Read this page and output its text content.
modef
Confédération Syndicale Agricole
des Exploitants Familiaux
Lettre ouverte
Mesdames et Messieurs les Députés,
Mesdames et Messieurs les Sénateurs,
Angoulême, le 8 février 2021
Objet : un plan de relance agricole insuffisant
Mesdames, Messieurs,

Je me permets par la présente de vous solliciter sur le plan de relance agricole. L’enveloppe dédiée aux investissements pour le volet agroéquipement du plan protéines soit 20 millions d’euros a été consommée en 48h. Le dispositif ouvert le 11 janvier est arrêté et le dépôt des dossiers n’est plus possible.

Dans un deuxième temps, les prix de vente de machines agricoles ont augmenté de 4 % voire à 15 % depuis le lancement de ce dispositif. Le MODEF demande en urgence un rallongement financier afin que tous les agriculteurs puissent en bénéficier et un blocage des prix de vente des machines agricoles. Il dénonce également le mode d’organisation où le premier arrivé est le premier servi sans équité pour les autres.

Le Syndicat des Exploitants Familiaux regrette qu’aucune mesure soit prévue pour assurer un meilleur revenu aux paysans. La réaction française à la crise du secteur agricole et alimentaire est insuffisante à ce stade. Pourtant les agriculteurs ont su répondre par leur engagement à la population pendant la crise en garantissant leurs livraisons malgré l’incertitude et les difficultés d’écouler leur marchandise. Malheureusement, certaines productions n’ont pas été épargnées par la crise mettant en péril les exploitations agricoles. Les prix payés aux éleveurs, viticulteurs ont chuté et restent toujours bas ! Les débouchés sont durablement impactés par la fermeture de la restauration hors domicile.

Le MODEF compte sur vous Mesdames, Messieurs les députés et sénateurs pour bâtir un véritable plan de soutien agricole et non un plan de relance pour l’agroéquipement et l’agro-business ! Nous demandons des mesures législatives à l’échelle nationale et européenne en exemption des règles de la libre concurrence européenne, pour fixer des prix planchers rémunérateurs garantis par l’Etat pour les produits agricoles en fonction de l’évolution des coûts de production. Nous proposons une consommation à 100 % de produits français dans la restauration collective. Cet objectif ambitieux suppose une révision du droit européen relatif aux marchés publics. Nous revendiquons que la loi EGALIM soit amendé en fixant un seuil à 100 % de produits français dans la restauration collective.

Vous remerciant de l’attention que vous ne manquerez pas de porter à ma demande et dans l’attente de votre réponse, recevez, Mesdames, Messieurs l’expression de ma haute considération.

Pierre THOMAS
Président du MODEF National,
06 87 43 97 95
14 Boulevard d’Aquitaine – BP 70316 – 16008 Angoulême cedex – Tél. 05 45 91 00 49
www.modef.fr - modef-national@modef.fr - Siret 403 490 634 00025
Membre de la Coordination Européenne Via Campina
= = = =
What to produce → Give a word-for-word copy of the records.

Expected answer →
Read this page and output its text content.
modef
Confédération Syndicale Agricole
des Exploitants Familiaux
Lettre ouverte
Mesdames et Messieurs les Députés,
Mesdames et Messieurs les Sénateurs,
Angoulême, le 8 février 2021
Objet : un plan de relance agricole insuffisant
Mesdames, Messieurs,

Je me permets par la présente de vous solliciter sur le plan de relance agricole. L’enveloppe dédiée aux investissements pour le volet agroéquipement du plan protéines soit 20 millions d’euros a été consommée en 48h. Le dispositif ouvert le 11 janvier est arrêté et le dépôt des dossiers n’est plus possible.

Dans un deuxième temps, les prix de vente de machines agricoles ont augmenté de 4 % voire à 15 % depuis le lancement de ce dispositif. Le MODEF demande en urgence un rallongement financier afin que tous les agriculteurs puissent en bénéficier et un blocage des prix de vente des machines agricoles. Il dénonce également le mode d’organisation où le premier arrivé est le premier servi sans équité pour les autres.

Le Syndicat des Exploitants Familiaux regrette qu’aucune mesure soit prévue pour assurer un meilleur revenu aux paysans. La réaction française à la crise du secteur agricole et alimentaire est insuffisante à ce stade. Pourtant les agriculteurs ont su répondre par leur engagement à la population pendant la crise en garantissant leurs livraisons malgré l’incertitude et les difficultés d’écouler leur marchandise. Malheureusement, certaines productions n’ont pas été épargnées par la crise mettant en péril les exploitations agricoles. Les prix payés aux éleveurs, viticulteurs ont chuté et restent toujours bas ! Les débouchés sont durablement impactés par la fermeture de la restauration hors domicile.

Le MODEF compte sur vous Mesdames, Messieurs les députés et sénateurs pour bâtir un véritable plan de soutien agricole et non un plan de relance pour l’agroéquipement et l’agro-business ! Nous demandons des mesures législatives à l’échelle nationale et européenne en exemption des règles de la libre concurrence européenne, pour fixer des prix planchers rémunérateurs garantis par l’Etat pour les produits agricoles en fonction de l’évolution des coûts de production. Nous proposons une consommation à 100 % de produits français dans la restauration collective. Cet objectif ambitieux suppose une révision du droit européen relatif aux marchés publics. Nous revendiquons que la loi EGALIM soit amendé en fixant un seuil à 100 % de produits français dans la restauration collective.

Vous remerciant de l’attention que vous ne manquerez pas de porter à ma demande et dans l’attente de votre réponse, recevez, Mesdames, Messieurs l’expression de ma haute considération.

Pierre THOMAS
Président du MODEF National,
06 87 43 97 95
14 Boulevard d’Aquitaine – BP 70316 – 16008 Angoulême cedex – Tél. 05 45 91 00 49
www.modef.fr - modef-national@modef.fr - Siret 403 490 634 00025
Membre de la Coordination Européenne Via Campina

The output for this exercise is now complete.